§ **WHAT YOU SHOULD DO**: Only the pictures are left out: repeat the rest of the entries exactly.

···

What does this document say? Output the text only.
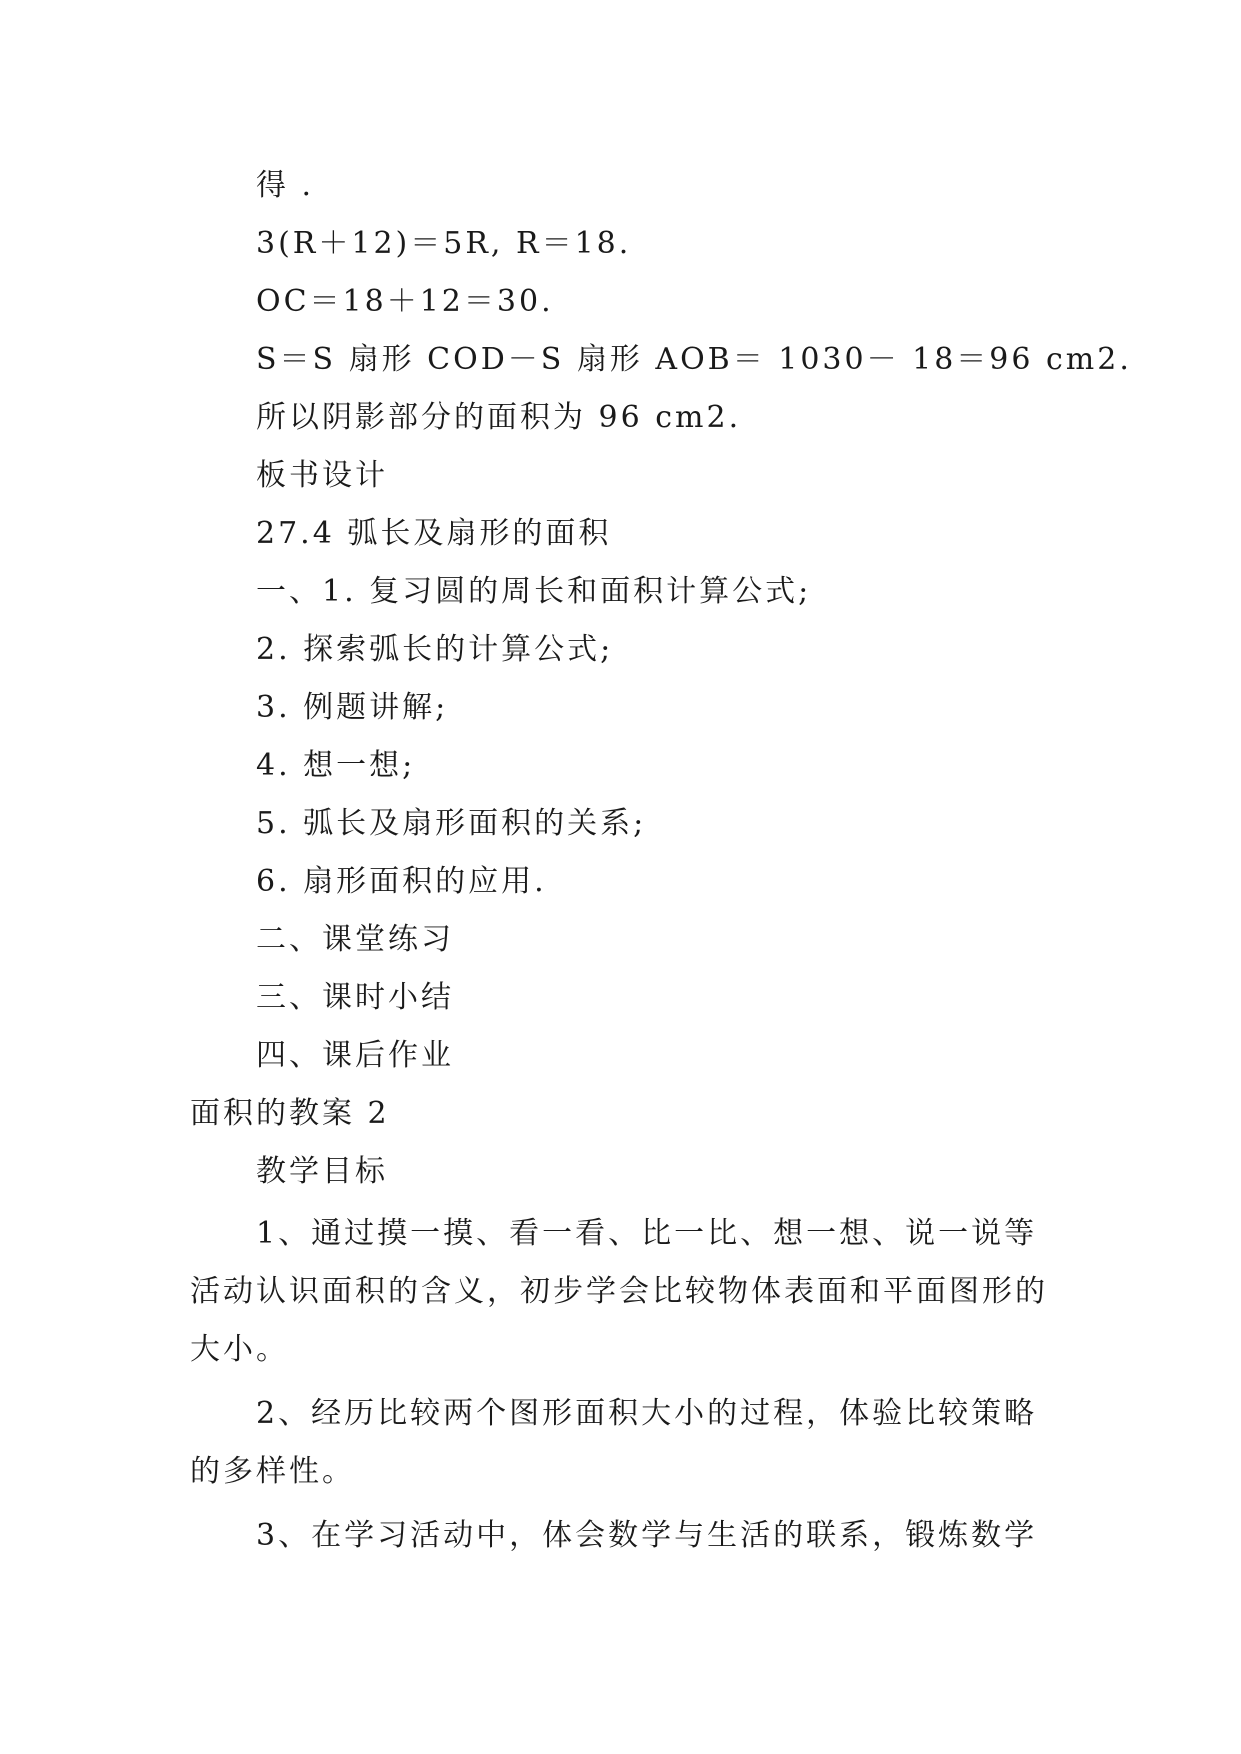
得 .
3(R＋12)＝5R, R＝18.
OC＝18＋12＝30.
S＝S 扇形 COD－S 扇形 AOB＝ 1030－ 18＝96 cm2.
所以阴影部分的面积为 96 cm2.
板书设计
27.4 弧长及扇形的面积
一、1. 复习圆的周长和面积计算公式;
2. 探索弧长的计算公式;
3. 例题讲解;
4. 想一想;
5. 弧长及扇形面积的关系;
6. 扇形面积的应用.
二、课堂练习
三、课时小结
四、课后作业
面积的教案 2
教学目标
1、通过摸一摸、看一看、比一比、想一想、说一说等
活动认识面积的含义，初步学会比较物体表面和平面图形的
大小。
2、经历比较两个图形面积大小的过程，体验比较策略
的多样性。
3、在学习活动中，体会数学与生活的联系，锻炼数学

···

§ **TASK ANSWER**:
What does this document say? Output the text only.
得 .
3(R＋12)＝5R, R＝18.
OC＝18＋12＝30.
S＝S 扇形 COD－S 扇形 AOB＝ 1030－ 18＝96 cm2.
所以阴影部分的面积为 96 cm2.
板书设计
27.4 弧长及扇形的面积
一、1. 复习圆的周长和面积计算公式;
2. 探索弧长的计算公式;
3. 例题讲解;
4. 想一想;
5. 弧长及扇形面积的关系;
6. 扇形面积的应用.
二、课堂练习
三、课时小结
四、课后作业
面积的教案 2
教学目标
1、通过摸一摸、看一看、比一比、想一想、说一说等
活动认识面积的含义，初步学会比较物体表面和平面图形的
大小。
2、经历比较两个图形面积大小的过程，体验比较策略
的多样性。
3、在学习活动中，体会数学与生活的联系，锻炼数学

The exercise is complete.